--- Your objective ---
Output every entry exactly, from the first line to the last.

╭─ Supplied information

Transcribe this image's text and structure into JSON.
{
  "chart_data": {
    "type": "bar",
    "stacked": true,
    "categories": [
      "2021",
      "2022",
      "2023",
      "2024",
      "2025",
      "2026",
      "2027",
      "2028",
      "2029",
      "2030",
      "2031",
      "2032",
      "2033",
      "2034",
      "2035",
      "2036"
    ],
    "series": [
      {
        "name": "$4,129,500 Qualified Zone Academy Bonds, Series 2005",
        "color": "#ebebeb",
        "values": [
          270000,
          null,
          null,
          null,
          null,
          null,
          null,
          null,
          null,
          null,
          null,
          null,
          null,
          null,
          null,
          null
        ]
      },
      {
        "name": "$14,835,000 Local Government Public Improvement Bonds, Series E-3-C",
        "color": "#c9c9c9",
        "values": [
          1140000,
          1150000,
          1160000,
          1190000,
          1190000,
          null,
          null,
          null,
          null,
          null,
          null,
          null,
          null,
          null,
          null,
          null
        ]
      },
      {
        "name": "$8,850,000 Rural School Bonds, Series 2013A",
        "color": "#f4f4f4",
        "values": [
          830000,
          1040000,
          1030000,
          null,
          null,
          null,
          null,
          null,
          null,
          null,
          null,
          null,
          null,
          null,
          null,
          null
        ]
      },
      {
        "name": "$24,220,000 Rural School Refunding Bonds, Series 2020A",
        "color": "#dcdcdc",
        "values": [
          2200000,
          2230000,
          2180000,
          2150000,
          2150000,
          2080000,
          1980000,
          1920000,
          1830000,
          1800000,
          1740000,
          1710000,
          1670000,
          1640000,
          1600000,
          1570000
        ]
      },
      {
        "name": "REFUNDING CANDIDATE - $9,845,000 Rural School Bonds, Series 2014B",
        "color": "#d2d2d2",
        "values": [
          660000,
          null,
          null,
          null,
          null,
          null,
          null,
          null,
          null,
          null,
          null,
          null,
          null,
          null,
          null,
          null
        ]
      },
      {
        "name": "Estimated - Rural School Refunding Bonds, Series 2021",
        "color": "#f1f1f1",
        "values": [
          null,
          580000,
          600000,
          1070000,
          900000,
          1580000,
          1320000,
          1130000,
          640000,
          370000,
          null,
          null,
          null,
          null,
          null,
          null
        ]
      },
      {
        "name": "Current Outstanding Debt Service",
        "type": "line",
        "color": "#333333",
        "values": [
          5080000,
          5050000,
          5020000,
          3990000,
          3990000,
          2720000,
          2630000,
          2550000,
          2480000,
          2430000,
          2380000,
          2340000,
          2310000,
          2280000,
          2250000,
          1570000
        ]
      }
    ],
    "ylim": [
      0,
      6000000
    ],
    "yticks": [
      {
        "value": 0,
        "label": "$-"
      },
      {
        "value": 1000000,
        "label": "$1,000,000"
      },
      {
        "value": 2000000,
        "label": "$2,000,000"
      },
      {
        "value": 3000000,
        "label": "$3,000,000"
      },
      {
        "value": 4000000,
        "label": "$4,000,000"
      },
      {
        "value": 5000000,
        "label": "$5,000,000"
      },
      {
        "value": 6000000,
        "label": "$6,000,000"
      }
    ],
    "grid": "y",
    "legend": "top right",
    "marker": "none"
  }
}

╰─

--- The solution ---
Transcribe this image's text and structure into JSON.
{
  "chart_data": {
    "type": "bar",
    "stacked": true,
    "categories": [
      "2021",
      "2022",
      "2023",
      "2024",
      "2025",
      "2026",
      "2027",
      "2028",
      "2029",
      "2030",
      "2031",
      "2032",
      "2033",
      "2034",
      "2035",
      "2036"
    ],
    "series": [
      {
        "name": "$4,129,500 Qualified Zone Academy Bonds, Series 2005",
        "color": "#ebebeb",
        "values": [
          270000,
          null,
          null,
          null,
          null,
          null,
          null,
          null,
          null,
          null,
          null,
          null,
          null,
          null,
          null,
          null
        ]
      },
      {
        "name": "$14,835,000 Local Government Public Improvement Bonds, Series E-3-C",
        "color": "#c9c9c9",
        "values": [
          1140000,
          1150000,
          1160000,
          1190000,
          1190000,
          null,
          null,
          null,
          null,
          null,
          null,
          null,
          null,
          null,
          null,
          null
        ]
      },
      {
        "name": "$8,850,000 Rural School Bonds, Series 2013A",
        "color": "#f4f4f4",
        "values": [
          830000,
          1040000,
          1030000,
          null,
          null,
          null,
          null,
          null,
          null,
          null,
          null,
          null,
          null,
          null,
          null,
          null
        ]
      },
      {
        "name": "$24,220,000 Rural School Refunding Bonds, Series 2020A",
        "color": "#dcdcdc",
        "values": [
          2200000,
          2230000,
          2180000,
          2150000,
          2150000,
          2080000,
          1980000,
          1920000,
          1830000,
          1800000,
          1740000,
          1710000,
          1670000,
          1640000,
          1600000,
          1570000
        ]
      },
      {
        "name": "REFUNDING CANDIDATE - $9,845,000 Rural School Bonds, Series 2014B",
        "color": "#d2d2d2",
        "values": [
          660000,
          null,
          null,
          null,
          null,
          null,
          null,
          null,
          null,
          null,
          null,
          null,
          null,
          null,
          null,
          null
        ]
      },
      {
        "name": "Estimated - Rural School Refunding Bonds, Series 2021",
        "color": "#f1f1f1",
        "values": [
          null,
          580000,
          600000,
          1070000,
          900000,
          1580000,
          1320000,
          1130000,
          640000,
          370000,
          null,
          null,
          null,
          null,
          null,
          null
        ]
      },
      {
        "name": "Current Outstanding Debt Service",
        "type": "line",
        "color": "#333333",
        "values": [
          5080000,
          5050000,
          5020000,
          3990000,
          3990000,
          2720000,
          2630000,
          2550000,
          2480000,
          2430000,
          2380000,
          2340000,
          2310000,
          2280000,
          2250000,
          1570000
        ]
      }
    ],
    "ylim": [
      0,
      6000000
    ],
    "yticks": [
      {
        "value": 0,
        "label": "$-"
      },
      {
        "value": 1000000,
        "label": "$1,000,000"
      },
      {
        "value": 2000000,
        "label": "$2,000,000"
      },
      {
        "value": 3000000,
        "label": "$3,000,000"
      },
      {
        "value": 4000000,
        "label": "$4,000,000"
      },
      {
        "value": 5000000,
        "label": "$5,000,000"
      },
      {
        "value": 6000000,
        "label": "$6,000,000"
      }
    ],
    "grid": "y",
    "legend": "top right",
    "marker": "none"
  }
}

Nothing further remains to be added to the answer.